Output the entries below unchanged, except for the pictures.

[Extracted records]
== Segment start ==

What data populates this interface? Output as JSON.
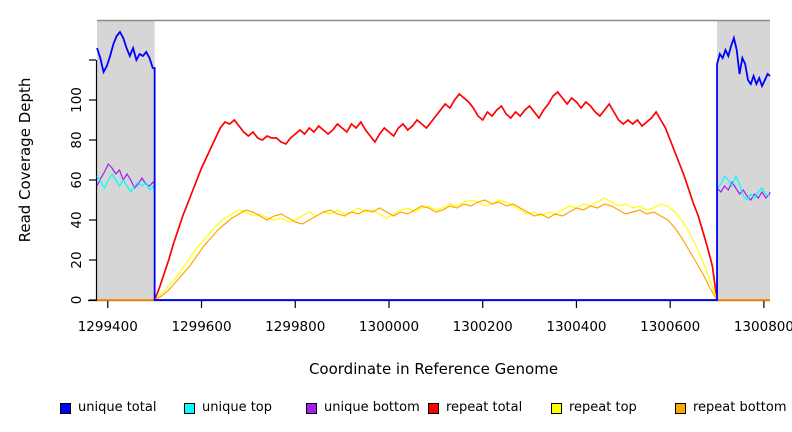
{
  "legend": {
    "items": [
      {
        "label": "unique total",
        "color": "#0000FF"
      },
      {
        "label": "unique top",
        "color": "#00FFFF"
      },
      {
        "label": "unique bottom",
        "color": "#A020F0"
      },
      {
        "label": "repeat total",
        "color": "#FF0000"
      },
      {
        "label": "repeat top",
        "color": "#FFFF00"
      },
      {
        "label": "repeat bottom",
        "color": "#FFA500"
      }
    ]
  },
  "chart_data": {
    "type": "line",
    "title": "",
    "xlabel": "Coordinate in Reference Genome",
    "ylabel": "Read Coverage Depth",
    "xlim": [
      1299377,
      1300813
    ],
    "ylim": [
      0,
      140
    ],
    "grid": false,
    "legend_position": "bottom",
    "xticks": [
      1299400,
      1299600,
      1299800,
      1300000,
      1300200,
      1300400,
      1300600,
      1300800
    ],
    "xtick_labels": [
      "1299400",
      "1299600",
      "1299800",
      "1300000",
      "1300200",
      "1300400",
      "1300600",
      "1300800"
    ],
    "yticks": [
      0,
      20,
      40,
      60,
      80,
      100,
      120
    ],
    "ytick_labels": [
      "0",
      "20",
      "40",
      "60",
      "80",
      "100",
      ""
    ],
    "band_color": "#D6D6D6",
    "frame_top_color": "#8C8C8C",
    "axis_color": "#000000",
    "shaded_regions": [
      {
        "from": 1299377,
        "to": 1299500
      },
      {
        "from": 1300700,
        "to": 1300813
      }
    ],
    "draw_order": [
      3,
      4,
      5,
      2,
      1,
      0
    ],
    "series": [
      {
        "name": "unique total",
        "color": "#0000FF",
        "lw": 1.8,
        "segments": [
          {
            "x0": 1299377,
            "dx": 7,
            "v": [
              126,
              121,
              114,
              117,
              122,
              128,
              132,
              134,
              131,
              126,
              122,
              126,
              120,
              123,
              122,
              124,
              121,
              116
            ]
          },
          {
            "pts": [
              [
                1299500,
                116
              ],
              [
                1299500,
                0
              ],
              [
                1300700,
                0
              ],
              [
                1300700,
                118
              ]
            ]
          },
          {
            "x0": 1300700,
            "dx": 6,
            "v": [
              118,
              123,
              121,
              125,
              122,
              127,
              131,
              125,
              113,
              121,
              118,
              110,
              108,
              112,
              108,
              111,
              107,
              110,
              113
            ]
          },
          {
            "pts": [
              [
                1300813,
                112
              ]
            ]
          }
        ]
      },
      {
        "name": "unique top",
        "color": "#00FFFF",
        "lw": 1.2,
        "segments": [
          {
            "x0": 1299377,
            "dx": 8,
            "v": [
              62,
              59,
              56,
              60,
              63,
              60,
              57,
              60,
              57,
              54,
              57,
              59,
              57,
              59,
              55,
              57
            ]
          },
          {
            "pts": [
              [
                1299500,
                53
              ],
              [
                1299500,
                0
              ],
              [
                1300700,
                0
              ],
              [
                1300700,
                55
              ]
            ]
          },
          {
            "x0": 1300700,
            "dx": 8,
            "v": [
              55,
              58,
              62,
              60,
              57,
              62,
              58,
              52,
              50,
              53,
              51,
              54,
              56,
              53,
              52
            ]
          },
          {
            "pts": [
              [
                1300813,
                52
              ]
            ]
          }
        ]
      },
      {
        "name": "unique bottom",
        "color": "#A020F0",
        "lw": 1.2,
        "segments": [
          {
            "x0": 1299377,
            "dx": 8,
            "v": [
              57,
              61,
              64,
              68,
              66,
              63,
              65,
              60,
              63,
              60,
              56,
              58,
              61,
              58,
              57,
              59
            ]
          },
          {
            "pts": [
              [
                1299500,
                58
              ],
              [
                1299500,
                0
              ],
              [
                1300700,
                0
              ],
              [
                1300700,
                56
              ]
            ]
          },
          {
            "x0": 1300700,
            "dx": 8,
            "v": [
              56,
              54,
              57,
              55,
              59,
              56,
              53,
              55,
              52,
              50,
              53,
              51,
              54,
              51,
              53
            ]
          },
          {
            "pts": [
              [
                1300813,
                54
              ]
            ]
          }
        ]
      },
      {
        "name": "repeat total",
        "color": "#FF0000",
        "lw": 1.7,
        "segments": [
          {
            "pts": [
              [
                1299377,
                0
              ]
            ]
          },
          {
            "x0": 1299500,
            "dx": 10,
            "v": [
              0,
              6,
              13,
              20,
              28,
              35,
              42,
              48,
              54,
              60,
              66,
              71,
              76,
              81,
              86,
              89,
              88,
              90,
              87,
              84,
              82,
              84,
              81,
              80,
              82,
              81,
              81,
              79,
              78,
              81,
              83,
              85,
              83,
              86,
              84,
              87,
              85,
              83,
              85,
              88,
              86,
              84,
              88,
              86,
              89,
              85,
              82,
              79,
              83,
              86,
              84,
              82,
              86,
              88,
              85,
              87,
              90,
              88,
              86,
              89,
              92,
              95,
              98,
              96,
              100,
              103,
              101,
              99,
              96,
              92,
              90,
              94,
              92,
              95,
              97,
              93,
              91,
              94,
              92,
              95,
              97,
              94,
              91,
              95,
              98,
              102,
              104,
              101,
              98,
              101,
              99,
              96,
              99,
              97,
              94,
              92,
              95,
              98,
              94,
              90,
              88,
              90,
              88,
              90,
              87,
              89,
              91,
              94,
              90,
              86,
              80,
              74,
              68,
              62,
              55,
              48,
              42,
              34,
              26,
              17,
              0
            ]
          },
          {
            "pts": [
              [
                1300813,
                0
              ]
            ]
          }
        ]
      },
      {
        "name": "repeat top",
        "color": "#FFFF00",
        "lw": 1.2,
        "segments": [
          {
            "pts": [
              [
                1299377,
                0
              ]
            ]
          },
          {
            "x0": 1299500,
            "dx": 15,
            "v": [
              0,
              3,
              7,
              11,
              16,
              21,
              26,
              30,
              34,
              38,
              41,
              43,
              45,
              44,
              42,
              43,
              41,
              40,
              41,
              39,
              40,
              42,
              44,
              42,
              44,
              43,
              45,
              43,
              44,
              46,
              44,
              45,
              43,
              41,
              43,
              45,
              46,
              44,
              46,
              47,
              45,
              46,
              48,
              47,
              49,
              50,
              49,
              47,
              48,
              50,
              49,
              47,
              45,
              43,
              44,
              42,
              44,
              43,
              45,
              47,
              46,
              48,
              47,
              49,
              51,
              49,
              47,
              48,
              46,
              47,
              45,
              46,
              48,
              47,
              44,
              40,
              34,
              27,
              19,
              10,
              0
            ]
          },
          {
            "pts": [
              [
                1300813,
                0
              ]
            ]
          }
        ]
      },
      {
        "name": "repeat bottom",
        "color": "#FFA500",
        "lw": 1.2,
        "segments": [
          {
            "pts": [
              [
                1299377,
                0
              ]
            ]
          },
          {
            "x0": 1299500,
            "dx": 15,
            "v": [
              0,
              2,
              5,
              9,
              13,
              17,
              22,
              27,
              31,
              35,
              38,
              41,
              43,
              45,
              44,
              42,
              40,
              42,
              43,
              41,
              39,
              38,
              40,
              42,
              44,
              45,
              43,
              42,
              44,
              43,
              45,
              44,
              46,
              44,
              42,
              44,
              43,
              45,
              47,
              46,
              44,
              45,
              47,
              46,
              48,
              47,
              49,
              50,
              48,
              49,
              47,
              48,
              46,
              44,
              42,
              43,
              41,
              43,
              42,
              44,
              46,
              45,
              47,
              46,
              48,
              47,
              45,
              43,
              44,
              45,
              43,
              44,
              42,
              40,
              36,
              31,
              25,
              19,
              13,
              6,
              0
            ]
          },
          {
            "pts": [
              [
                1300813,
                0
              ]
            ]
          }
        ]
      }
    ]
  }
}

== Segment end ==

SOLUTION TO THIS PROBLEM ::
What data populates this interface? Output as JSON.
{
  "legend": {
    "items": [
      {
        "label": "unique total",
        "color": "#0000FF"
      },
      {
        "label": "unique top",
        "color": "#00FFFF"
      },
      {
        "label": "unique bottom",
        "color": "#A020F0"
      },
      {
        "label": "repeat total",
        "color": "#FF0000"
      },
      {
        "label": "repeat top",
        "color": "#FFFF00"
      },
      {
        "label": "repeat bottom",
        "color": "#FFA500"
      }
    ]
  },
  "chart_data": {
    "type": "line",
    "title": "",
    "xlabel": "Coordinate in Reference Genome",
    "ylabel": "Read Coverage Depth",
    "xlim": [
      1299377,
      1300813
    ],
    "ylim": [
      0,
      140
    ],
    "grid": false,
    "legend_position": "bottom",
    "xticks": [
      1299400,
      1299600,
      1299800,
      1300000,
      1300200,
      1300400,
      1300600,
      1300800
    ],
    "xtick_labels": [
      "1299400",
      "1299600",
      "1299800",
      "1300000",
      "1300200",
      "1300400",
      "1300600",
      "1300800"
    ],
    "yticks": [
      0,
      20,
      40,
      60,
      80,
      100,
      120
    ],
    "ytick_labels": [
      "0",
      "20",
      "40",
      "60",
      "80",
      "100",
      ""
    ],
    "band_color": "#D6D6D6",
    "frame_top_color": "#8C8C8C",
    "axis_color": "#000000",
    "shaded_regions": [
      {
        "from": 1299377,
        "to": 1299500
      },
      {
        "from": 1300700,
        "to": 1300813
      }
    ],
    "draw_order": [
      3,
      4,
      5,
      2,
      1,
      0
    ],
    "series": [
      {
        "name": "unique total",
        "color": "#0000FF",
        "lw": 1.8,
        "segments": [
          {
            "x0": 1299377,
            "dx": 7,
            "v": [
              126,
              121,
              114,
              117,
              122,
              128,
              132,
              134,
              131,
              126,
              122,
              126,
              120,
              123,
              122,
              124,
              121,
              116
            ]
          },
          {
            "pts": [
              [
                1299500,
                116
              ],
              [
                1299500,
                0
              ],
              [
                1300700,
                0
              ],
              [
                1300700,
                118
              ]
            ]
          },
          {
            "x0": 1300700,
            "dx": 6,
            "v": [
              118,
              123,
              121,
              125,
              122,
              127,
              131,
              125,
              113,
              121,
              118,
              110,
              108,
              112,
              108,
              111,
              107,
              110,
              113
            ]
          },
          {
            "pts": [
              [
                1300813,
                112
              ]
            ]
          }
        ]
      },
      {
        "name": "unique top",
        "color": "#00FFFF",
        "lw": 1.2,
        "segments": [
          {
            "x0": 1299377,
            "dx": 8,
            "v": [
              62,
              59,
              56,
              60,
              63,
              60,
              57,
              60,
              57,
              54,
              57,
              59,
              57,
              59,
              55,
              57
            ]
          },
          {
            "pts": [
              [
                1299500,
                53
              ],
              [
                1299500,
                0
              ],
              [
                1300700,
                0
              ],
              [
                1300700,
                55
              ]
            ]
          },
          {
            "x0": 1300700,
            "dx": 8,
            "v": [
              55,
              58,
              62,
              60,
              57,
              62,
              58,
              52,
              50,
              53,
              51,
              54,
              56,
              53,
              52
            ]
          },
          {
            "pts": [
              [
                1300813,
                52
              ]
            ]
          }
        ]
      },
      {
        "name": "unique bottom",
        "color": "#A020F0",
        "lw": 1.2,
        "segments": [
          {
            "x0": 1299377,
            "dx": 8,
            "v": [
              57,
              61,
              64,
              68,
              66,
              63,
              65,
              60,
              63,
              60,
              56,
              58,
              61,
              58,
              57,
              59
            ]
          },
          {
            "pts": [
              [
                1299500,
                58
              ],
              [
                1299500,
                0
              ],
              [
                1300700,
                0
              ],
              [
                1300700,
                56
              ]
            ]
          },
          {
            "x0": 1300700,
            "dx": 8,
            "v": [
              56,
              54,
              57,
              55,
              59,
              56,
              53,
              55,
              52,
              50,
              53,
              51,
              54,
              51,
              53
            ]
          },
          {
            "pts": [
              [
                1300813,
                54
              ]
            ]
          }
        ]
      },
      {
        "name": "repeat total",
        "color": "#FF0000",
        "lw": 1.7,
        "segments": [
          {
            "pts": [
              [
                1299377,
                0
              ]
            ]
          },
          {
            "x0": 1299500,
            "dx": 10,
            "v": [
              0,
              6,
              13,
              20,
              28,
              35,
              42,
              48,
              54,
              60,
              66,
              71,
              76,
              81,
              86,
              89,
              88,
              90,
              87,
              84,
              82,
              84,
              81,
              80,
              82,
              81,
              81,
              79,
              78,
              81,
              83,
              85,
              83,
              86,
              84,
              87,
              85,
              83,
              85,
              88,
              86,
              84,
              88,
              86,
              89,
              85,
              82,
              79,
              83,
              86,
              84,
              82,
              86,
              88,
              85,
              87,
              90,
              88,
              86,
              89,
              92,
              95,
              98,
              96,
              100,
              103,
              101,
              99,
              96,
              92,
              90,
              94,
              92,
              95,
              97,
              93,
              91,
              94,
              92,
              95,
              97,
              94,
              91,
              95,
              98,
              102,
              104,
              101,
              98,
              101,
              99,
              96,
              99,
              97,
              94,
              92,
              95,
              98,
              94,
              90,
              88,
              90,
              88,
              90,
              87,
              89,
              91,
              94,
              90,
              86,
              80,
              74,
              68,
              62,
              55,
              48,
              42,
              34,
              26,
              17,
              0
            ]
          },
          {
            "pts": [
              [
                1300813,
                0
              ]
            ]
          }
        ]
      },
      {
        "name": "repeat top",
        "color": "#FFFF00",
        "lw": 1.2,
        "segments": [
          {
            "pts": [
              [
                1299377,
                0
              ]
            ]
          },
          {
            "x0": 1299500,
            "dx": 15,
            "v": [
              0,
              3,
              7,
              11,
              16,
              21,
              26,
              30,
              34,
              38,
              41,
              43,
              45,
              44,
              42,
              43,
              41,
              40,
              41,
              39,
              40,
              42,
              44,
              42,
              44,
              43,
              45,
              43,
              44,
              46,
              44,
              45,
              43,
              41,
              43,
              45,
              46,
              44,
              46,
              47,
              45,
              46,
              48,
              47,
              49,
              50,
              49,
              47,
              48,
              50,
              49,
              47,
              45,
              43,
              44,
              42,
              44,
              43,
              45,
              47,
              46,
              48,
              47,
              49,
              51,
              49,
              47,
              48,
              46,
              47,
              45,
              46,
              48,
              47,
              44,
              40,
              34,
              27,
              19,
              10,
              0
            ]
          },
          {
            "pts": [
              [
                1300813,
                0
              ]
            ]
          }
        ]
      },
      {
        "name": "repeat bottom",
        "color": "#FFA500",
        "lw": 1.2,
        "segments": [
          {
            "pts": [
              [
                1299377,
                0
              ]
            ]
          },
          {
            "x0": 1299500,
            "dx": 15,
            "v": [
              0,
              2,
              5,
              9,
              13,
              17,
              22,
              27,
              31,
              35,
              38,
              41,
              43,
              45,
              44,
              42,
              40,
              42,
              43,
              41,
              39,
              38,
              40,
              42,
              44,
              45,
              43,
              42,
              44,
              43,
              45,
              44,
              46,
              44,
              42,
              44,
              43,
              45,
              47,
              46,
              44,
              45,
              47,
              46,
              48,
              47,
              49,
              50,
              48,
              49,
              47,
              48,
              46,
              44,
              42,
              43,
              41,
              43,
              42,
              44,
              46,
              45,
              47,
              46,
              48,
              47,
              45,
              43,
              44,
              45,
              43,
              44,
              42,
              40,
              36,
              31,
              25,
              19,
              13,
              6,
              0
            ]
          },
          {
            "pts": [
              [
                1300813,
                0
              ]
            ]
          }
        ]
      }
    ]
  }
}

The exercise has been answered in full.